## Dataset entries
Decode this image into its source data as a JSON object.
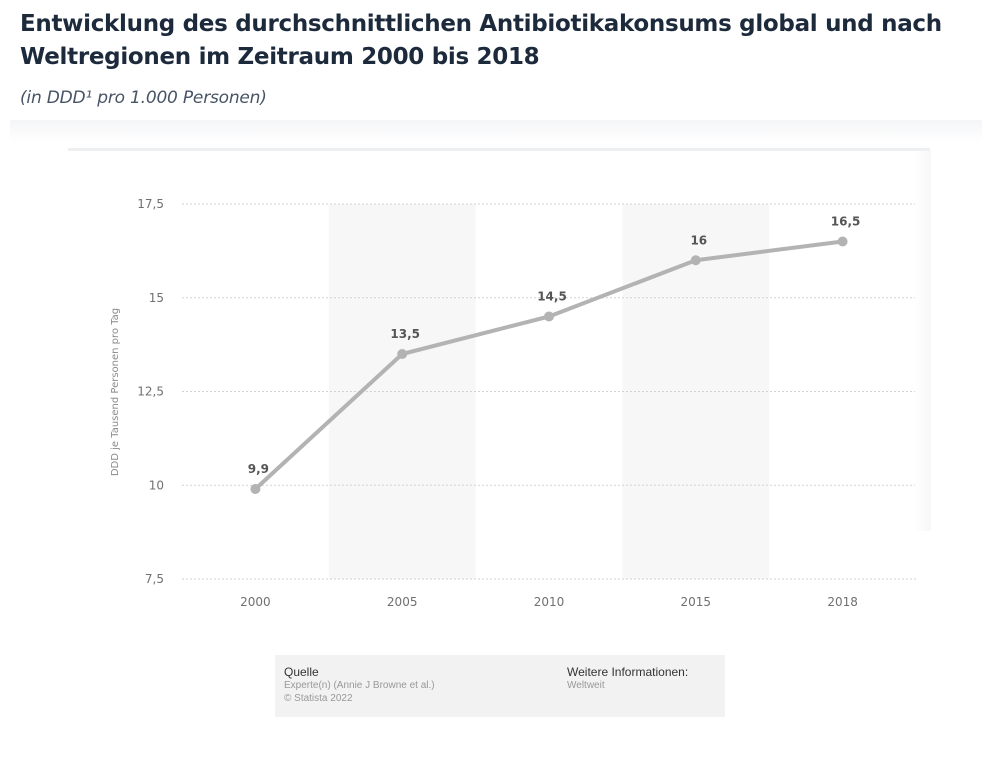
{
  "header": {
    "title": "Entwicklung des durchschnittlichen Antibiotikakonsums global und nach Weltregionen im Zeitraum 2000 bis 2018",
    "subtitle": "(in DDD¹ pro 1.000 Personen)"
  },
  "chart_data": {
    "type": "line",
    "title": "Entwicklung des durchschnittlichen Antibiotikakonsums global und nach Weltregionen im Zeitraum 2000 bis 2018",
    "subtitle": "(in DDD¹ pro 1.000 Personen)",
    "xlabel": "",
    "ylabel": "DDD je Tausend Personen pro Tag",
    "categories": [
      "2000",
      "2005",
      "2010",
      "2015",
      "2018"
    ],
    "series": [
      {
        "name": "Antibiotikakonsum",
        "values": [
          9.9,
          13.5,
          14.5,
          16,
          16.5
        ],
        "labels": [
          "9,9",
          "13,5",
          "14,5",
          "16",
          "16,5"
        ],
        "color": "#b3b3b3"
      }
    ],
    "ylim": [
      7.5,
      17.5
    ],
    "yticks": [
      7.5,
      10,
      12.5,
      15,
      17.5
    ],
    "ytick_labels": [
      "7,5",
      "10",
      "12,5",
      "15",
      "17,5"
    ],
    "grid": true,
    "alternating_bands": true,
    "legend": "none"
  },
  "source": {
    "heading": "Quelle",
    "lines": [
      "Experte(n) (Annie J Browne et al.)",
      "© Statista 2022"
    ],
    "more_heading": "Weitere Informationen:",
    "more_lines": [
      "Weltweit"
    ]
  }
}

## Work to complete
All of the data needs repeating exactly, but the pictures do not.

## Reply
Decode this image into its source data as a JSON object.
{
  "header": {
    "title": "Entwicklung des durchschnittlichen Antibiotikakonsums global und nach Weltregionen im Zeitraum 2000 bis 2018",
    "subtitle": "(in DDD¹ pro 1.000 Personen)"
  },
  "chart_data": {
    "type": "line",
    "title": "Entwicklung des durchschnittlichen Antibiotikakonsums global und nach Weltregionen im Zeitraum 2000 bis 2018",
    "subtitle": "(in DDD¹ pro 1.000 Personen)",
    "xlabel": "",
    "ylabel": "DDD je Tausend Personen pro Tag",
    "categories": [
      "2000",
      "2005",
      "2010",
      "2015",
      "2018"
    ],
    "series": [
      {
        "name": "Antibiotikakonsum",
        "values": [
          9.9,
          13.5,
          14.5,
          16,
          16.5
        ],
        "labels": [
          "9,9",
          "13,5",
          "14,5",
          "16",
          "16,5"
        ],
        "color": "#b3b3b3"
      }
    ],
    "ylim": [
      7.5,
      17.5
    ],
    "yticks": [
      7.5,
      10,
      12.5,
      15,
      17.5
    ],
    "ytick_labels": [
      "7,5",
      "10",
      "12,5",
      "15",
      "17,5"
    ],
    "grid": true,
    "alternating_bands": true,
    "legend": "none"
  },
  "source": {
    "heading": "Quelle",
    "lines": [
      "Experte(n) (Annie J Browne et al.)",
      "© Statista 2022"
    ],
    "more_heading": "Weitere Informationen:",
    "more_lines": [
      "Weltweit"
    ]
  }
}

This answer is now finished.